* The exercise
Repeat the full listing below verbatim and keep the images out.

* Data to process

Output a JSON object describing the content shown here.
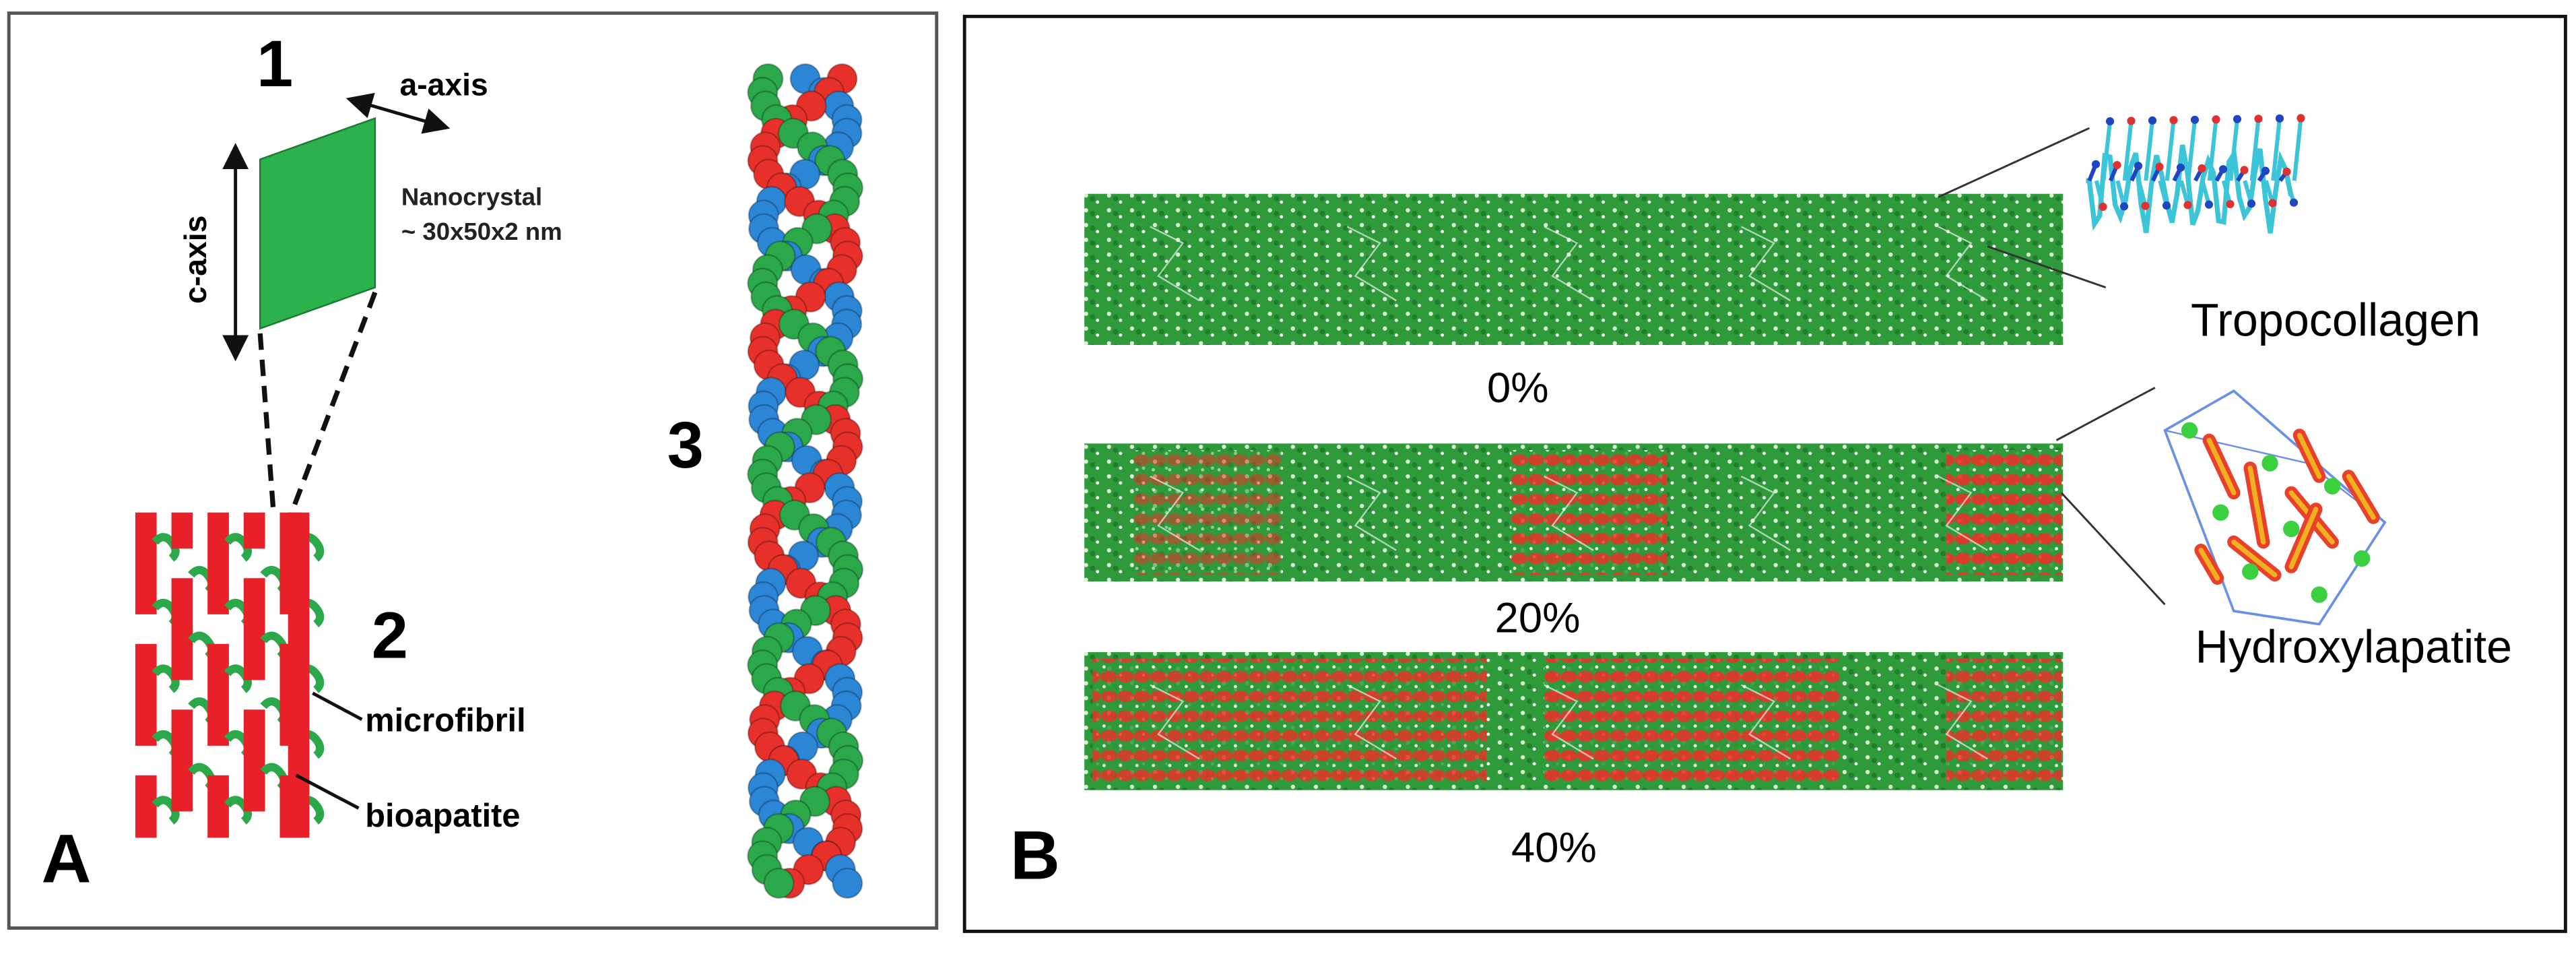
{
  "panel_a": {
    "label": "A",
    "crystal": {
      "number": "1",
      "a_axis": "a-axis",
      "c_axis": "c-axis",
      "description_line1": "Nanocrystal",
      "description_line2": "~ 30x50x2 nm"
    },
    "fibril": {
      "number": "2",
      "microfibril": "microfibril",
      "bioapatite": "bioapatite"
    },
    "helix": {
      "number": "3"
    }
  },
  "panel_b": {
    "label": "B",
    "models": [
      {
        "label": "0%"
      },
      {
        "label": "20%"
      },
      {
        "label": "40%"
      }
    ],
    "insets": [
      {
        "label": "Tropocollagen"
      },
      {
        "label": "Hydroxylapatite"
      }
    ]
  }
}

* Solution for this problem
Output a JSON object describing the content shown here.
{
  "panel_a": {
    "label": "A",
    "crystal": {
      "number": "1",
      "a_axis": "a-axis",
      "c_axis": "c-axis",
      "description_line1": "Nanocrystal",
      "description_line2": "~ 30x50x2 nm"
    },
    "fibril": {
      "number": "2",
      "microfibril": "microfibril",
      "bioapatite": "bioapatite"
    },
    "helix": {
      "number": "3"
    }
  },
  "panel_b": {
    "label": "B",
    "models": [
      {
        "label": "0%"
      },
      {
        "label": "20%"
      },
      {
        "label": "40%"
      }
    ],
    "insets": [
      {
        "label": "Tropocollagen"
      },
      {
        "label": "Hydroxylapatite"
      }
    ]
  }
}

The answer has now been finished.